##### Supplied passage #####

In any other stadium, Wertz’ estimated 440 foot blast is a three run home run, and he is the hero of Game One. Instead, the home team Giants get the out and prevent the runs because of Willie “Say Hey” Mays’ astonishing catch.

The story doesn’t end there.

Remember the short field on the left and right field lines at the Polo Grounds? Two innings later, Dusty Rhodes enters the game for the Giants and weakly hits a pop fly down the right field line—where it somehow barely squeaks over the wall, only 258 feet away. A ball hit barely half as far as Wertz’ epic blast wins the game for the Giants.

Cleveland pitcher Bob Lemon throws his glove in frustration, causing Rhodes to quip after the game: “Lemon’s glove went further than my home run.”

Quirky asymmetry may be interesting, and beautiful; it may be more reflective of the environment and the community, and more open to it; but it is not always predictable and fair.


If baseball is perfect, it is not in its precise measurements, but in its balance. 

If baseball is beautiful, it is not in its replicable sameness, but in its idiosyncratic differences which reflect (rather than flatten) the local environment it finds itself in.


In a lesson this hyper-responsible, achievement-oriented firstborn is still learning, precise perfection and predictable sameness are not attainable goals for a thriving human life. Baseball was, looking back, an excellent and relentless teacher of this truth, notwithstanding the myth of the perfect distances. In what other sport or activity do the best participants fail seven out of ten times? I should have learned the lesson long ago.

I would practice by literally fielding thousands of balls. Yet no two ever bounced precisely the same, and no amount of practice could stop a small pebble from deflecting a ball out of reach when the game was on the line. Baseball is just quirky and unpredictable, like life.

##### Data supplied #####

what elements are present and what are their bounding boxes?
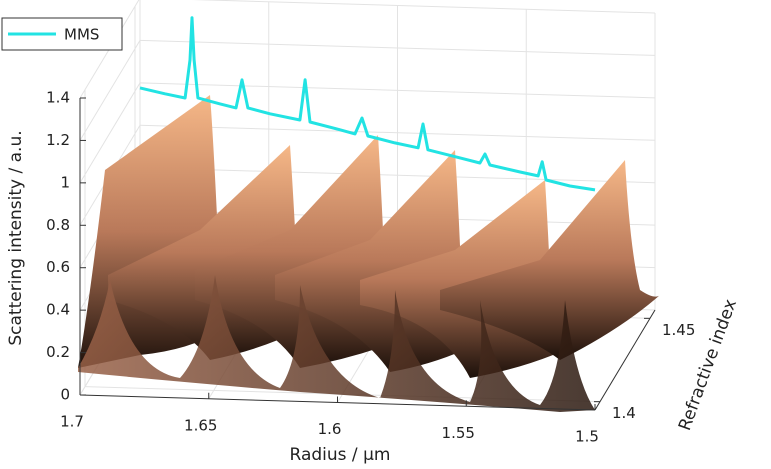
z-tick-label: 0.8 bbox=[46, 216, 70, 234]
z-tick-label: 0.6 bbox=[46, 258, 70, 276]
y-tick-label: 1.45 bbox=[662, 321, 695, 339]
legend: MMS bbox=[1, 17, 123, 51]
grid-line bbox=[79, 40, 141, 141]
y-axis-label: Refractive index bbox=[675, 297, 741, 434]
z-axis-label: Scattering intensity / a.u. bbox=[6, 130, 26, 345]
surface-ridge bbox=[440, 160, 660, 360]
series-line bbox=[139, 16, 596, 192]
y-tick-label: 1.4 bbox=[612, 404, 636, 422]
surface-valley bbox=[78, 275, 595, 412]
axes: 0 0.2 0.4 0.6 0.8 1 1.2 1.4 1.5 1.55 1.6 1.65 1.7 1.4… bbox=[46, 89, 695, 446]
x-tick-label: 1.6 bbox=[318, 420, 342, 438]
y-axis bbox=[594, 309, 656, 411]
z-tick-label: 0.4 bbox=[46, 301, 70, 319]
x-tick-label: 1.55 bbox=[442, 424, 475, 442]
z-tick-label: 1 bbox=[60, 173, 70, 191]
grid-line bbox=[79, 82, 141, 184]
series bbox=[139, 16, 596, 192]
z-tick-label: 1.4 bbox=[46, 89, 70, 107]
z-tick-label: 1.2 bbox=[46, 131, 70, 149]
x-axis-label: Radius / μm bbox=[290, 445, 391, 465]
legend-label: MMS bbox=[64, 26, 99, 44]
x-tick-label: 1.5 bbox=[575, 428, 599, 446]
z-tick-label: 0 bbox=[60, 386, 70, 404]
surface bbox=[78, 95, 660, 412]
z-tick-label: 0.2 bbox=[46, 343, 70, 361]
x-tick-label: 1.65 bbox=[184, 416, 217, 434]
x-axis bbox=[79, 394, 596, 411]
x-tick-label: 1.7 bbox=[60, 413, 84, 431]
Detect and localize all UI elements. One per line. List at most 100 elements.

#####

▸ Given task 1
In the baseball essay, why could fielding thousands of balls in practice never make the outcome fully predictable?
▸ Given task 2
Can you carry on the baseball essay, starting right after its final sentence?

▸ Task result 1
No two balls ever bounced exactly the same way. No amount of practice could keep a small pebble from deflecting a ball out of reach, even with the game on the line.

▸ Task result 2
As a third baseman, I learned my teammates’ unique ways over time, and it subtly altered my own behavior as we developed a workable balance. I knew each of our pitcher’s tendencies for pitch choice when there were two strikes, and set my place on the field accordingly by moving left or right, forward or back. With a ball hit to the outfield, I knew as the relay man which outfielders needed me to go further out to meet them, and which could throw further, and I put myself in the right spot for us to be most efficient together. I was always moving, anticipating the spots to be on the field just in case a ball got past one of my teammates. 

The right place for me was not prescribed by a rigid measurement, but by how we flexibly partnered together to make things better for the whole team.


I want to look at history, with baseball as an overlay, because I think the contours match up extremely well.

No, that’s not quite right.

Baseball itself, with the development of its untruthful perfection origin story and the changes in stadium design that I’ve outlined, is both shaped by AND a helpful analogy to unlock some of the changes and flaws in our American mindset over the 20th century.

The 1800’s in the Western World, and particularly in America, were defined by a relentless optimism that the natural world could be corralled and controlled through science and industry in order to create a utopian existence. The Industrial Revolution, steel, the steam engine, and so much more were ushering in humanity’s victory over nature, symbolically demonstrated with the golden spike driven into the ground to complete the transcontinental railroad and shrink the vast American continent down to human size.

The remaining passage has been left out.